** Begin **

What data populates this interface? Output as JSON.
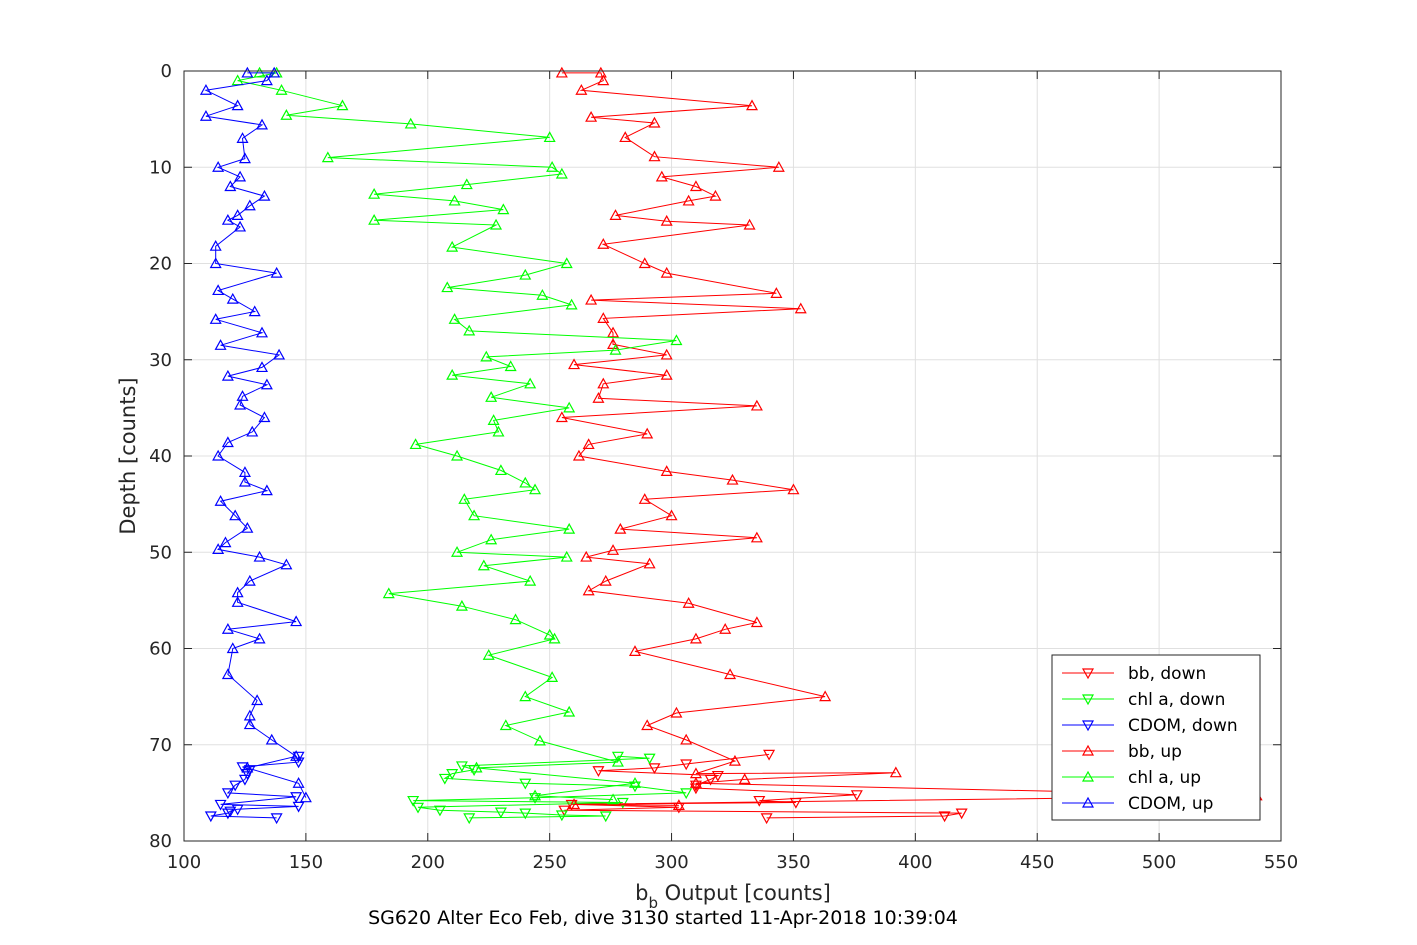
{
  "chart_data": {
    "type": "line",
    "title": "",
    "xlabel_main": "b",
    "xlabel_sub": "b",
    "xlabel_rest": " Output [counts]",
    "ylabel": "Depth [counts]",
    "subtitle": "SG620 Alter Eco Feb, dive 3130 started 11-Apr-2018 10:39:04",
    "xlim": [
      100,
      550
    ],
    "ylim": [
      0,
      80
    ],
    "y_reversed": true,
    "grid": true,
    "legend_position": "bottom-right",
    "xticks": [
      100,
      150,
      200,
      250,
      300,
      350,
      400,
      450,
      500,
      550
    ],
    "yticks": [
      0,
      10,
      20,
      30,
      40,
      50,
      60,
      70,
      80
    ],
    "series": [
      {
        "name": "bb, down",
        "color": "#ff0000",
        "marker": "down",
        "points": [
          [
            340,
            71
          ],
          [
            306,
            72
          ],
          [
            293,
            72.4
          ],
          [
            270,
            72.7
          ],
          [
            319,
            73.2
          ],
          [
            316,
            73.6
          ],
          [
            310,
            74.2
          ],
          [
            310,
            74.5
          ],
          [
            376,
            75.2
          ],
          [
            336,
            75.8
          ],
          [
            351,
            76
          ],
          [
            259,
            76.2
          ],
          [
            303,
            76.5
          ],
          [
            256,
            76.8
          ],
          [
            419,
            77.1
          ],
          [
            412,
            77.4
          ],
          [
            339,
            77.6
          ]
        ]
      },
      {
        "name": "chl a, down",
        "color": "#00ff00",
        "marker": "down",
        "points": [
          [
            278,
            71.2
          ],
          [
            291,
            71.4
          ],
          [
            214,
            72.2
          ],
          [
            219,
            72.6
          ],
          [
            210,
            73
          ],
          [
            207,
            73.5
          ],
          [
            240,
            74
          ],
          [
            285,
            74.3
          ],
          [
            306,
            75
          ],
          [
            244,
            75.5
          ],
          [
            194,
            75.8
          ],
          [
            280,
            76
          ],
          [
            196,
            76.5
          ],
          [
            205,
            76.8
          ],
          [
            230,
            77
          ],
          [
            240,
            77.1
          ],
          [
            255,
            77.3
          ],
          [
            273,
            77.4
          ],
          [
            217,
            77.6
          ]
        ]
      },
      {
        "name": "CDOM, down",
        "color": "#0000ff",
        "marker": "down",
        "points": [
          [
            147,
            71.2
          ],
          [
            147,
            71.8
          ],
          [
            124,
            72.3
          ],
          [
            127,
            72.6
          ],
          [
            126,
            73
          ],
          [
            125,
            73.6
          ],
          [
            121,
            74.2
          ],
          [
            118,
            75
          ],
          [
            146,
            75.4
          ],
          [
            115,
            76.2
          ],
          [
            147,
            76.4
          ],
          [
            122,
            76.7
          ],
          [
            119,
            76.9
          ],
          [
            118,
            77.1
          ],
          [
            111,
            77.4
          ],
          [
            138,
            77.6
          ]
        ]
      },
      {
        "name": "bb, up",
        "color": "#ff0000",
        "marker": "up",
        "points": [
          [
            255,
            0.2
          ],
          [
            271,
            0.2
          ],
          [
            272,
            1
          ],
          [
            263,
            2
          ],
          [
            333,
            3.6
          ],
          [
            267,
            4.8
          ],
          [
            293,
            5.4
          ],
          [
            281,
            6.9
          ],
          [
            293,
            8.9
          ],
          [
            344,
            10
          ],
          [
            296,
            11
          ],
          [
            310,
            12
          ],
          [
            318,
            13
          ],
          [
            307,
            13.5
          ],
          [
            277,
            15
          ],
          [
            298,
            15.6
          ],
          [
            332,
            16
          ],
          [
            272,
            18
          ],
          [
            289,
            20
          ],
          [
            298,
            21
          ],
          [
            343,
            23.1
          ],
          [
            267,
            23.8
          ],
          [
            353,
            24.7
          ],
          [
            272,
            25.7
          ],
          [
            276,
            27.2
          ],
          [
            276,
            28.4
          ],
          [
            298,
            29.5
          ],
          [
            260,
            30.5
          ],
          [
            298,
            31.6
          ],
          [
            272,
            32.5
          ],
          [
            270,
            34
          ],
          [
            335,
            34.8
          ],
          [
            255,
            36
          ],
          [
            290,
            37.7
          ],
          [
            266,
            38.8
          ],
          [
            262,
            40
          ],
          [
            298,
            41.6
          ],
          [
            325,
            42.5
          ],
          [
            350,
            43.5
          ],
          [
            289,
            44.5
          ],
          [
            300,
            46.2
          ],
          [
            279,
            47.6
          ],
          [
            335,
            48.5
          ],
          [
            276,
            49.8
          ],
          [
            265,
            50.5
          ],
          [
            291,
            51.2
          ],
          [
            273,
            53
          ],
          [
            266,
            54
          ],
          [
            307,
            55.3
          ],
          [
            335,
            57.3
          ],
          [
            322,
            58
          ],
          [
            310,
            59
          ],
          [
            285,
            60.3
          ],
          [
            324,
            62.7
          ],
          [
            363,
            65
          ],
          [
            302,
            66.7
          ],
          [
            290,
            68
          ],
          [
            306,
            69.5
          ],
          [
            326,
            71.7
          ],
          [
            310,
            73
          ],
          [
            392,
            72.9
          ],
          [
            330,
            73.6
          ],
          [
            310,
            74
          ],
          [
            540,
            75.3
          ],
          [
            260,
            76.2
          ],
          [
            303,
            76.3
          ]
        ]
      },
      {
        "name": "chl a, up",
        "color": "#00ff00",
        "marker": "up",
        "points": [
          [
            131,
            0.2
          ],
          [
            138,
            0.2
          ],
          [
            122,
            1
          ],
          [
            140,
            2
          ],
          [
            165,
            3.6
          ],
          [
            142,
            4.6
          ],
          [
            193,
            5.5
          ],
          [
            250,
            6.9
          ],
          [
            159,
            9
          ],
          [
            251,
            10
          ],
          [
            255,
            10.7
          ],
          [
            216,
            11.8
          ],
          [
            178,
            12.8
          ],
          [
            211,
            13.5
          ],
          [
            231,
            14.4
          ],
          [
            178,
            15.5
          ],
          [
            228,
            16
          ],
          [
            210,
            18.3
          ],
          [
            257,
            20
          ],
          [
            240,
            21.2
          ],
          [
            208,
            22.5
          ],
          [
            247,
            23.3
          ],
          [
            259,
            24.3
          ],
          [
            211,
            25.8
          ],
          [
            217,
            27
          ],
          [
            302,
            28
          ],
          [
            277,
            29
          ],
          [
            224,
            29.7
          ],
          [
            234,
            30.7
          ],
          [
            210,
            31.6
          ],
          [
            242,
            32.5
          ],
          [
            226,
            33.9
          ],
          [
            258,
            35
          ],
          [
            227,
            36.3
          ],
          [
            229,
            37.5
          ],
          [
            195,
            38.8
          ],
          [
            212,
            40
          ],
          [
            230,
            41.5
          ],
          [
            240,
            42.8
          ],
          [
            244,
            43.5
          ],
          [
            215,
            44.5
          ],
          [
            219,
            46.2
          ],
          [
            258,
            47.6
          ],
          [
            226,
            48.7
          ],
          [
            212,
            50
          ],
          [
            257,
            50.5
          ],
          [
            223,
            51.4
          ],
          [
            242,
            53
          ],
          [
            184,
            54.3
          ],
          [
            214,
            55.6
          ],
          [
            236,
            57
          ],
          [
            250,
            58.6
          ],
          [
            252,
            59
          ],
          [
            225,
            60.7
          ],
          [
            251,
            63
          ],
          [
            240,
            65
          ],
          [
            258,
            66.6
          ],
          [
            232,
            68
          ],
          [
            246,
            69.6
          ],
          [
            278,
            71.8
          ],
          [
            220,
            72.4
          ],
          [
            285,
            74
          ],
          [
            244,
            75.3
          ],
          [
            276,
            75.7
          ]
        ]
      },
      {
        "name": "CDOM, up",
        "color": "#0000ff",
        "marker": "up",
        "points": [
          [
            126,
            0.2
          ],
          [
            137,
            0.2
          ],
          [
            134,
            1
          ],
          [
            109,
            2
          ],
          [
            122,
            3.6
          ],
          [
            109,
            4.7
          ],
          [
            132,
            5.6
          ],
          [
            124,
            7
          ],
          [
            125,
            9.1
          ],
          [
            114,
            10
          ],
          [
            123,
            11
          ],
          [
            119,
            12
          ],
          [
            133,
            13
          ],
          [
            127,
            14
          ],
          [
            122,
            15
          ],
          [
            118,
            15.5
          ],
          [
            123,
            16.2
          ],
          [
            113,
            18.2
          ],
          [
            113,
            20
          ],
          [
            138,
            21
          ],
          [
            114,
            22.8
          ],
          [
            120,
            23.7
          ],
          [
            129,
            25
          ],
          [
            113,
            25.8
          ],
          [
            132,
            27.2
          ],
          [
            115,
            28.5
          ],
          [
            139,
            29.5
          ],
          [
            132,
            30.8
          ],
          [
            118,
            31.7
          ],
          [
            134,
            32.6
          ],
          [
            124,
            33.8
          ],
          [
            123,
            34.7
          ],
          [
            133,
            36
          ],
          [
            128,
            37.5
          ],
          [
            118,
            38.6
          ],
          [
            114,
            40
          ],
          [
            125,
            41.7
          ],
          [
            125,
            42.7
          ],
          [
            134,
            43.6
          ],
          [
            115,
            44.7
          ],
          [
            121,
            46.2
          ],
          [
            126,
            47.5
          ],
          [
            117,
            49
          ],
          [
            114,
            49.7
          ],
          [
            131,
            50.5
          ],
          [
            142,
            51.3
          ],
          [
            127,
            53
          ],
          [
            122,
            54.2
          ],
          [
            122,
            55.2
          ],
          [
            146,
            57.2
          ],
          [
            118,
            58
          ],
          [
            131,
            59
          ],
          [
            120,
            60
          ],
          [
            118,
            62.7
          ],
          [
            130,
            65.4
          ],
          [
            127,
            67
          ],
          [
            127,
            67.9
          ],
          [
            136,
            69.5
          ],
          [
            146,
            71.2
          ],
          [
            126,
            72.4
          ],
          [
            147,
            74
          ],
          [
            150,
            75.5
          ]
        ]
      }
    ]
  }
}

** End **

WHAT THE TASK ASKS
Lines containing the word "name" must all be returned from the material above.

FULL RESPONSE
        "name": "bb, down",
        "name": "chl a, down",
        "name": "CDOM, down",
        "name": "bb, up",
        "name": "chl a, up",
        "name": "CDOM, up",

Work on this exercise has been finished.